**GIVEN TASK:** Copy each line of the data below exactly, leaving out pictures.

[Records contained in a dataset]
● ● ● ● ● ● ●
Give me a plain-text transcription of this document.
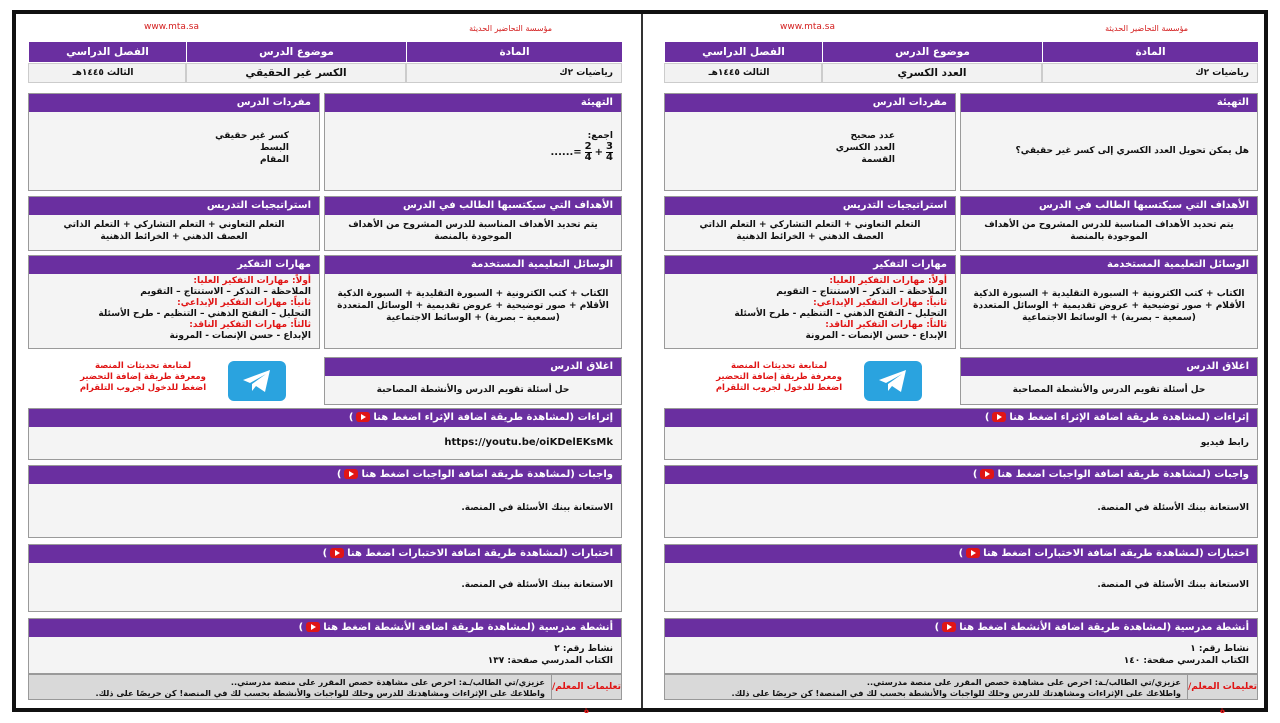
مؤسسة التحاضير الحديثة
www.mta.sa
المادة
موضوع الدرس
الفصل الدراسي
رياضيات ٢ك
العدد الكسري
الثالث ١٤٤٥هـ
التهيئة
هل يمكن تحويل العدد الكسري إلى كسر غير حقيقي؟
مفردات الدرس
عدد صحيح
العدد الكسري
القسمة
الأهداف التي سيكتسبها الطالب في الدرس
يتم تحديد الأهداف المناسبة للدرس المشروح من الأهداف الموجودة بالمنصة
استراتيجيات التدريس
التعلم التعاوني + التعلم التشاركي + التعلم الذاتي
العصف الذهني + الخرائط الذهنية
الوسائل التعليمية المستخدمة
الكتاب + كتب الكترونية + السبورة التقليدية + السبورة الذكية
الأقلام + صور توضيحية + عروض تقديمية + الوسائل المتعددة
(سمعية – بصرية) + الوسائط الاجتماعية
مهارات التفكير
أولاً: مهارات التفكير العليا:
الملاحظة – التذكر – الاستنتاج – التقويم
ثانياً: مهارات التفكير الإبداعي:
التحليل – التفتح الذهني – التنظيم - طرح الأسئلة
ثالثاً: مهارات التفكير الناقد:
الإبداع - حسن الإنصات - المرونة
اغلاق الدرس
حل أسئلة تقويم الدرس والأنشطة المصاحبة
لمتابعة تحديثات المنصة
ومعرفة طريقة إضافة التحضير
اضغط للدخول لجروب التلقرام
إثراءات (لمشاهدة طريقة اضافة الإثراء اضغط هنا)
رابط فيديو
واجبات (لمشاهدة طريقة اضافة الواجبات اضغط هنا)
الاستعانة ببنك الأسئلة في المنصة.
اختبارات (لمشاهدة طريقة اضافة الاختبارات اضغط هنا)
الاستعانة ببنك الأسئلة في المنصة.
أنشطة مدرسية (لمشاهدة طريقة اضافة الأنشطة اضغط هنا)
نشاط رقم: ١
الكتاب المدرسي صفحة: ١٤٠
تعليمات المعلم/ة
عزيزي/تي الطالب/ـة: احرص على مشاهدة حصص المقرر على منصة مدرستي..
واطلاعك على الإثراءات ومشاهدتك للدرس وحلك للواجبات والأنشطة بحسب لك في المنصة! كن حريصًا على ذلك.
مؤسسة التحاضير الحديثة
www.mta.sa
المادة
موضوع الدرس
الفصل الدراسي
رياضيات ٢ك
الكسر غير الحقيقي
الثالث ١٤٤٥هـ
التهيئة
اجمع:
......= $\frac{2}{4} + \frac{3}{4}$
مفردات الدرس
كسر غير حقيقي
البسط
المقام
الأهداف التي سيكتسبها الطالب في الدرس
يتم تحديد الأهداف المناسبة للدرس المشروح من الأهداف الموجودة بالمنصة
استراتيجيات التدريس
التعلم التعاوني + التعلم التشاركي + التعلم الذاتي
العصف الذهني + الخرائط الذهنية
الوسائل التعليمية المستخدمة
الكتاب + كتب الكترونية + السبورة التقليدية + السبورة الذكية
الأقلام + صور توضيحية + عروض تقديمية + الوسائل المتعددة
(سمعية – بصرية) + الوسائط الاجتماعية
مهارات التفكير
أولاً: مهارات التفكير العليا:
الملاحظة – التذكر – الاستنتاج – التقويم
ثانياً: مهارات التفكير الإبداعي:
التحليل – التفتح الذهني – التنظيم - طرح الأسئلة
ثالثاً: مهارات التفكير الناقد:
الإبداع - حسن الإنصات - المرونة
اغلاق الدرس
حل أسئلة تقويم الدرس والأنشطة المصاحبة
لمتابعة تحديثات المنصة
ومعرفة طريقة إضافة التحضير
اضغط للدخول لجروب التلقرام
إثراءات (لمشاهدة طريقة اضافة الإثراء اضغط هنا)
https://youtu.be/oiKDelEKsMk
واجبات (لمشاهدة طريقة اضافة الواجبات اضغط هنا)
الاستعانة ببنك الأسئلة في المنصة.
اختبارات (لمشاهدة طريقة اضافة الاختبارات اضغط هنا)
الاستعانة ببنك الأسئلة في المنصة.
أنشطة مدرسية (لمشاهدة طريقة اضافة الأنشطة اضغط هنا)
نشاط رقم: ٢
الكتاب المدرسي صفحة: ١٣٧
تعليمات المعلم/ة
عزيزي/تي الطالب/ـة: احرص على مشاهدة حصص المقرر على منصة مدرستي..
واطلاعك على الإثراءات ومشاهدتك للدرس وحلك للواجبات والأنشطة بحسب لك في المنصة! كن حريصًا على ذلك.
● ● ● ● ● ● ●
**RESPONSE:**
Give me a plain-text transcription of this document.
مؤسسة التحاضير الحديثة
www.mta.sa
المادة
موضوع الدرس
الفصل الدراسي
رياضيات ٢ك
العدد الكسري
الثالث ١٤٤٥هـ
التهيئة
هل يمكن تحويل العدد الكسري إلى كسر غير حقيقي؟
مفردات الدرس
عدد صحيح
العدد الكسري
القسمة
الأهداف التي سيكتسبها الطالب في الدرس
يتم تحديد الأهداف المناسبة للدرس المشروح من الأهداف الموجودة بالمنصة
استراتيجيات التدريس
التعلم التعاوني + التعلم التشاركي + التعلم الذاتي
العصف الذهني + الخرائط الذهنية
الوسائل التعليمية المستخدمة
الكتاب + كتب الكترونية + السبورة التقليدية + السبورة الذكية
الأقلام + صور توضيحية + عروض تقديمية + الوسائل المتعددة
(سمعية – بصرية) + الوسائط الاجتماعية
مهارات التفكير
أولاً: مهارات التفكير العليا:
الملاحظة – التذكر – الاستنتاج – التقويم
ثانياً: مهارات التفكير الإبداعي:
التحليل – التفتح الذهني – التنظيم - طرح الأسئلة
ثالثاً: مهارات التفكير الناقد:
الإبداع - حسن الإنصات - المرونة
اغلاق الدرس
حل أسئلة تقويم الدرس والأنشطة المصاحبة
لمتابعة تحديثات المنصة
ومعرفة طريقة إضافة التحضير
اضغط للدخول لجروب التلقرام
إثراءات (لمشاهدة طريقة اضافة الإثراء اضغط هنا)
رابط فيديو
واجبات (لمشاهدة طريقة اضافة الواجبات اضغط هنا)
الاستعانة ببنك الأسئلة في المنصة.
اختبارات (لمشاهدة طريقة اضافة الاختبارات اضغط هنا)
الاستعانة ببنك الأسئلة في المنصة.
أنشطة مدرسية (لمشاهدة طريقة اضافة الأنشطة اضغط هنا)
نشاط رقم: ١
الكتاب المدرسي صفحة: ١٤٠
تعليمات المعلم/ة
عزيزي/تي الطالب/ـة: احرص على مشاهدة حصص المقرر على منصة مدرستي..
واطلاعك على الإثراءات ومشاهدتك للدرس وحلك للواجبات والأنشطة بحسب لك في المنصة! كن حريصًا على ذلك.
مؤسسة التحاضير الحديثة
www.mta.sa
المادة
موضوع الدرس
الفصل الدراسي
رياضيات ٢ك
الكسر غير الحقيقي
الثالث ١٤٤٥هـ
التهيئة
اجمع:
......= $\frac{2}{4} + \frac{3}{4}$
مفردات الدرس
كسر غير حقيقي
البسط
المقام
الأهداف التي سيكتسبها الطالب في الدرس
يتم تحديد الأهداف المناسبة للدرس المشروح من الأهداف الموجودة بالمنصة
استراتيجيات التدريس
التعلم التعاوني + التعلم التشاركي + التعلم الذاتي
العصف الذهني + الخرائط الذهنية
الوسائل التعليمية المستخدمة
الكتاب + كتب الكترونية + السبورة التقليدية + السبورة الذكية
الأقلام + صور توضيحية + عروض تقديمية + الوسائل المتعددة
(سمعية – بصرية) + الوسائط الاجتماعية
مهارات التفكير
أولاً: مهارات التفكير العليا:
الملاحظة – التذكر – الاستنتاج – التقويم
ثانياً: مهارات التفكير الإبداعي:
التحليل – التفتح الذهني – التنظيم - طرح الأسئلة
ثالثاً: مهارات التفكير الناقد:
الإبداع - حسن الإنصات - المرونة
اغلاق الدرس
حل أسئلة تقويم الدرس والأنشطة المصاحبة
لمتابعة تحديثات المنصة
ومعرفة طريقة إضافة التحضير
اضغط للدخول لجروب التلقرام
إثراءات (لمشاهدة طريقة اضافة الإثراء اضغط هنا)
https://youtu.be/oiKDelEKsMk
واجبات (لمشاهدة طريقة اضافة الواجبات اضغط هنا)
الاستعانة ببنك الأسئلة في المنصة.
اختبارات (لمشاهدة طريقة اضافة الاختبارات اضغط هنا)
الاستعانة ببنك الأسئلة في المنصة.
أنشطة مدرسية (لمشاهدة طريقة اضافة الأنشطة اضغط هنا)
نشاط رقم: ٢
الكتاب المدرسي صفحة: ١٣٧
تعليمات المعلم/ة
عزيزي/تي الطالب/ـة: احرص على مشاهدة حصص المقرر على منصة مدرستي..
واطلاعك على الإثراءات ومشاهدتك للدرس وحلك للواجبات والأنشطة بحسب لك في المنصة! كن حريصًا على ذلك.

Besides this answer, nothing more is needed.